## Records from a collection of figures:
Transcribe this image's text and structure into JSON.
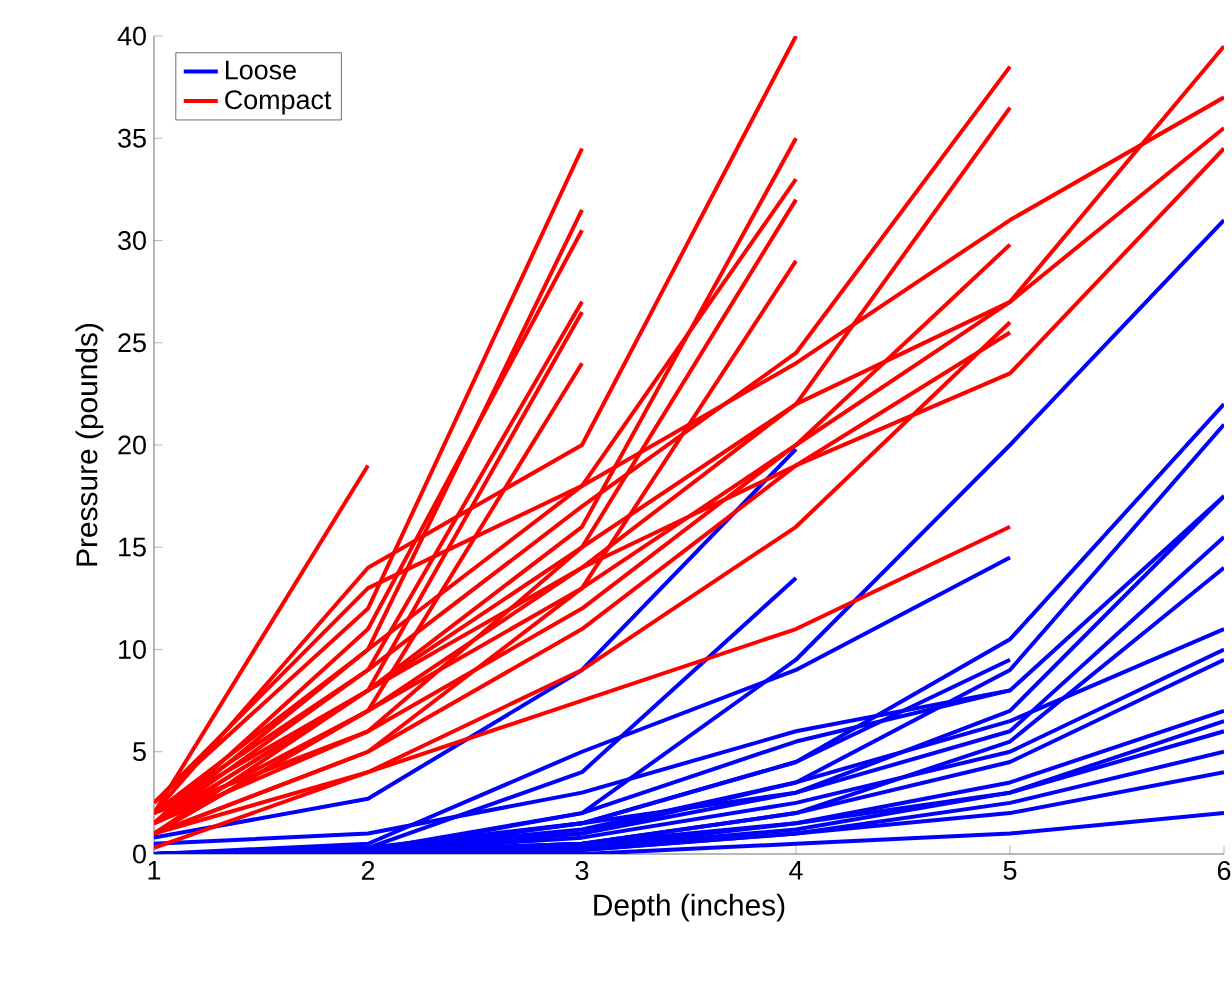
{
  "chart_data": {
    "type": "line",
    "xlabel": "Depth (inches)",
    "ylabel": "Pressure (pounds)",
    "x": [
      1,
      2,
      3,
      4,
      5,
      6
    ],
    "xlim": [
      1,
      6
    ],
    "ylim": [
      0,
      40
    ],
    "xticks": [
      1,
      2,
      3,
      4,
      5,
      6
    ],
    "yticks": [
      0,
      5,
      10,
      15,
      20,
      25,
      30,
      35,
      40
    ],
    "legend": "top left",
    "grid": false,
    "line_style": "solid",
    "marker": "none",
    "series": [
      {
        "name": "Loose",
        "color": "#0000ff",
        "values": [
          0.8,
          2.7,
          9,
          19.8,
          null,
          null
        ]
      },
      {
        "color": "#0000ff",
        "values": [
          0,
          0.3,
          4,
          13.5,
          null,
          null
        ]
      },
      {
        "color": "#0000ff",
        "values": [
          0,
          0.2,
          2,
          9.5,
          20,
          31
        ]
      },
      {
        "color": "#0000ff",
        "values": [
          0,
          0.5,
          5,
          9,
          14.5,
          null
        ]
      },
      {
        "color": "#0000ff",
        "values": [
          0,
          0.3,
          1.5,
          4.5,
          10.5,
          22
        ]
      },
      {
        "color": "#0000ff",
        "values": [
          0,
          0.2,
          1,
          3.5,
          9,
          21
        ]
      },
      {
        "color": "#0000ff",
        "values": [
          0,
          0.1,
          2,
          5.5,
          8,
          17.5
        ]
      },
      {
        "color": "#0000ff",
        "values": [
          0,
          0.2,
          1.5,
          3,
          7,
          17.5
        ]
      },
      {
        "color": "#0000ff",
        "values": [
          0,
          0.1,
          1,
          3,
          6,
          15.5
        ]
      },
      {
        "color": "#0000ff",
        "values": [
          0,
          0.1,
          0.5,
          2,
          5.5,
          14
        ]
      },
      {
        "color": "#0000ff",
        "values": [
          0,
          0.2,
          1.2,
          3.5,
          6.5,
          11
        ]
      },
      {
        "color": "#0000ff",
        "values": [
          0,
          0.1,
          0.8,
          2.5,
          5,
          10
        ]
      },
      {
        "color": "#0000ff",
        "values": [
          0,
          0.1,
          0.5,
          2,
          4.5,
          9.5
        ]
      },
      {
        "color": "#0000ff",
        "values": [
          0,
          0.1,
          0.5,
          1.5,
          3.5,
          7
        ]
      },
      {
        "color": "#0000ff",
        "values": [
          0,
          0.1,
          0.3,
          1.5,
          3,
          6.5
        ]
      },
      {
        "color": "#0000ff",
        "values": [
          0,
          0,
          0.3,
          1.2,
          3,
          6
        ]
      },
      {
        "color": "#0000ff",
        "values": [
          0,
          0,
          0.2,
          1,
          2.5,
          5
        ]
      },
      {
        "color": "#0000ff",
        "values": [
          0,
          0,
          0.2,
          1,
          2,
          4
        ]
      },
      {
        "color": "#0000ff",
        "values": [
          0,
          0,
          0,
          0.5,
          1,
          2
        ]
      },
      {
        "color": "#0000ff",
        "values": [
          0,
          0.1,
          1.5,
          4.5,
          9.5,
          null
        ]
      },
      {
        "color": "#0000ff",
        "values": [
          0.5,
          1,
          3,
          6,
          8,
          null
        ]
      },
      {
        "name": "Compact",
        "color": "#ff0000",
        "values": [
          2,
          19,
          null,
          null,
          null,
          null
        ]
      },
      {
        "color": "#ff0000",
        "values": [
          2.5,
          12,
          34.5,
          null,
          null,
          null
        ]
      },
      {
        "color": "#ff0000",
        "values": [
          2,
          10,
          31.5,
          null,
          null,
          null
        ]
      },
      {
        "color": "#ff0000",
        "values": [
          1.5,
          11,
          30.5,
          null,
          null,
          null
        ]
      },
      {
        "color": "#ff0000",
        "values": [
          2,
          9,
          27,
          null,
          null,
          null
        ]
      },
      {
        "color": "#ff0000",
        "values": [
          1.5,
          8,
          26.5,
          null,
          null,
          null
        ]
      },
      {
        "color": "#ff0000",
        "values": [
          1,
          7,
          24,
          null,
          null,
          null
        ]
      },
      {
        "color": "#ff0000",
        "values": [
          2,
          14,
          20,
          40,
          null,
          null
        ]
      },
      {
        "color": "#ff0000",
        "values": [
          1.5,
          10,
          18,
          33,
          null,
          null
        ]
      },
      {
        "color": "#ff0000",
        "values": [
          1,
          8,
          16,
          35,
          null,
          null
        ]
      },
      {
        "color": "#ff0000",
        "values": [
          2,
          6,
          15,
          32,
          null,
          null
        ]
      },
      {
        "color": "#ff0000",
        "values": [
          1,
          5,
          13,
          29,
          null,
          null
        ]
      },
      {
        "color": "#ff0000",
        "values": [
          1.5,
          9,
          17,
          24.5,
          38.5,
          null
        ]
      },
      {
        "color": "#ff0000",
        "values": [
          1,
          7,
          14,
          22,
          36.5,
          null
        ]
      },
      {
        "color": "#ff0000",
        "values": [
          2.5,
          13,
          18,
          24,
          31,
          37
        ]
      },
      {
        "color": "#ff0000",
        "values": [
          1.5,
          6,
          12,
          20,
          27,
          39.5
        ]
      },
      {
        "color": "#ff0000",
        "values": [
          1,
          5,
          11,
          19,
          23.5,
          34.5
        ]
      },
      {
        "color": "#ff0000",
        "values": [
          1.5,
          8,
          15,
          22,
          27,
          35.5
        ]
      },
      {
        "color": "#ff0000",
        "values": [
          1.5,
          7,
          13,
          20,
          29.8,
          null
        ]
      },
      {
        "color": "#ff0000",
        "values": [
          2,
          8,
          14,
          19,
          25.5,
          null
        ]
      },
      {
        "color": "#ff0000",
        "values": [
          1,
          4,
          9,
          16,
          26,
          null
        ]
      },
      {
        "color": "#ff0000",
        "values": [
          0.3,
          4,
          7.5,
          11,
          16,
          null
        ]
      }
    ]
  }
}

## INSTRUCTION:
The entries above are to be returned exactly, without their pictures.

## RESPONSE TO THIS EXERCISE:
Transcribe this image's text and structure into JSON.
{
  "chart_data": {
    "type": "line",
    "xlabel": "Depth (inches)",
    "ylabel": "Pressure (pounds)",
    "x": [
      1,
      2,
      3,
      4,
      5,
      6
    ],
    "xlim": [
      1,
      6
    ],
    "ylim": [
      0,
      40
    ],
    "xticks": [
      1,
      2,
      3,
      4,
      5,
      6
    ],
    "yticks": [
      0,
      5,
      10,
      15,
      20,
      25,
      30,
      35,
      40
    ],
    "legend": "top left",
    "grid": false,
    "line_style": "solid",
    "marker": "none",
    "series": [
      {
        "name": "Loose",
        "color": "#0000ff",
        "values": [
          0.8,
          2.7,
          9,
          19.8,
          null,
          null
        ]
      },
      {
        "color": "#0000ff",
        "values": [
          0,
          0.3,
          4,
          13.5,
          null,
          null
        ]
      },
      {
        "color": "#0000ff",
        "values": [
          0,
          0.2,
          2,
          9.5,
          20,
          31
        ]
      },
      {
        "color": "#0000ff",
        "values": [
          0,
          0.5,
          5,
          9,
          14.5,
          null
        ]
      },
      {
        "color": "#0000ff",
        "values": [
          0,
          0.3,
          1.5,
          4.5,
          10.5,
          22
        ]
      },
      {
        "color": "#0000ff",
        "values": [
          0,
          0.2,
          1,
          3.5,
          9,
          21
        ]
      },
      {
        "color": "#0000ff",
        "values": [
          0,
          0.1,
          2,
          5.5,
          8,
          17.5
        ]
      },
      {
        "color": "#0000ff",
        "values": [
          0,
          0.2,
          1.5,
          3,
          7,
          17.5
        ]
      },
      {
        "color": "#0000ff",
        "values": [
          0,
          0.1,
          1,
          3,
          6,
          15.5
        ]
      },
      {
        "color": "#0000ff",
        "values": [
          0,
          0.1,
          0.5,
          2,
          5.5,
          14
        ]
      },
      {
        "color": "#0000ff",
        "values": [
          0,
          0.2,
          1.2,
          3.5,
          6.5,
          11
        ]
      },
      {
        "color": "#0000ff",
        "values": [
          0,
          0.1,
          0.8,
          2.5,
          5,
          10
        ]
      },
      {
        "color": "#0000ff",
        "values": [
          0,
          0.1,
          0.5,
          2,
          4.5,
          9.5
        ]
      },
      {
        "color": "#0000ff",
        "values": [
          0,
          0.1,
          0.5,
          1.5,
          3.5,
          7
        ]
      },
      {
        "color": "#0000ff",
        "values": [
          0,
          0.1,
          0.3,
          1.5,
          3,
          6.5
        ]
      },
      {
        "color": "#0000ff",
        "values": [
          0,
          0,
          0.3,
          1.2,
          3,
          6
        ]
      },
      {
        "color": "#0000ff",
        "values": [
          0,
          0,
          0.2,
          1,
          2.5,
          5
        ]
      },
      {
        "color": "#0000ff",
        "values": [
          0,
          0,
          0.2,
          1,
          2,
          4
        ]
      },
      {
        "color": "#0000ff",
        "values": [
          0,
          0,
          0,
          0.5,
          1,
          2
        ]
      },
      {
        "color": "#0000ff",
        "values": [
          0,
          0.1,
          1.5,
          4.5,
          9.5,
          null
        ]
      },
      {
        "color": "#0000ff",
        "values": [
          0.5,
          1,
          3,
          6,
          8,
          null
        ]
      },
      {
        "name": "Compact",
        "color": "#ff0000",
        "values": [
          2,
          19,
          null,
          null,
          null,
          null
        ]
      },
      {
        "color": "#ff0000",
        "values": [
          2.5,
          12,
          34.5,
          null,
          null,
          null
        ]
      },
      {
        "color": "#ff0000",
        "values": [
          2,
          10,
          31.5,
          null,
          null,
          null
        ]
      },
      {
        "color": "#ff0000",
        "values": [
          1.5,
          11,
          30.5,
          null,
          null,
          null
        ]
      },
      {
        "color": "#ff0000",
        "values": [
          2,
          9,
          27,
          null,
          null,
          null
        ]
      },
      {
        "color": "#ff0000",
        "values": [
          1.5,
          8,
          26.5,
          null,
          null,
          null
        ]
      },
      {
        "color": "#ff0000",
        "values": [
          1,
          7,
          24,
          null,
          null,
          null
        ]
      },
      {
        "color": "#ff0000",
        "values": [
          2,
          14,
          20,
          40,
          null,
          null
        ]
      },
      {
        "color": "#ff0000",
        "values": [
          1.5,
          10,
          18,
          33,
          null,
          null
        ]
      },
      {
        "color": "#ff0000",
        "values": [
          1,
          8,
          16,
          35,
          null,
          null
        ]
      },
      {
        "color": "#ff0000",
        "values": [
          2,
          6,
          15,
          32,
          null,
          null
        ]
      },
      {
        "color": "#ff0000",
        "values": [
          1,
          5,
          13,
          29,
          null,
          null
        ]
      },
      {
        "color": "#ff0000",
        "values": [
          1.5,
          9,
          17,
          24.5,
          38.5,
          null
        ]
      },
      {
        "color": "#ff0000",
        "values": [
          1,
          7,
          14,
          22,
          36.5,
          null
        ]
      },
      {
        "color": "#ff0000",
        "values": [
          2.5,
          13,
          18,
          24,
          31,
          37
        ]
      },
      {
        "color": "#ff0000",
        "values": [
          1.5,
          6,
          12,
          20,
          27,
          39.5
        ]
      },
      {
        "color": "#ff0000",
        "values": [
          1,
          5,
          11,
          19,
          23.5,
          34.5
        ]
      },
      {
        "color": "#ff0000",
        "values": [
          1.5,
          8,
          15,
          22,
          27,
          35.5
        ]
      },
      {
        "color": "#ff0000",
        "values": [
          1.5,
          7,
          13,
          20,
          29.8,
          null
        ]
      },
      {
        "color": "#ff0000",
        "values": [
          2,
          8,
          14,
          19,
          25.5,
          null
        ]
      },
      {
        "color": "#ff0000",
        "values": [
          1,
          4,
          9,
          16,
          26,
          null
        ]
      },
      {
        "color": "#ff0000",
        "values": [
          0.3,
          4,
          7.5,
          11,
          16,
          null
        ]
      }
    ]
  }
}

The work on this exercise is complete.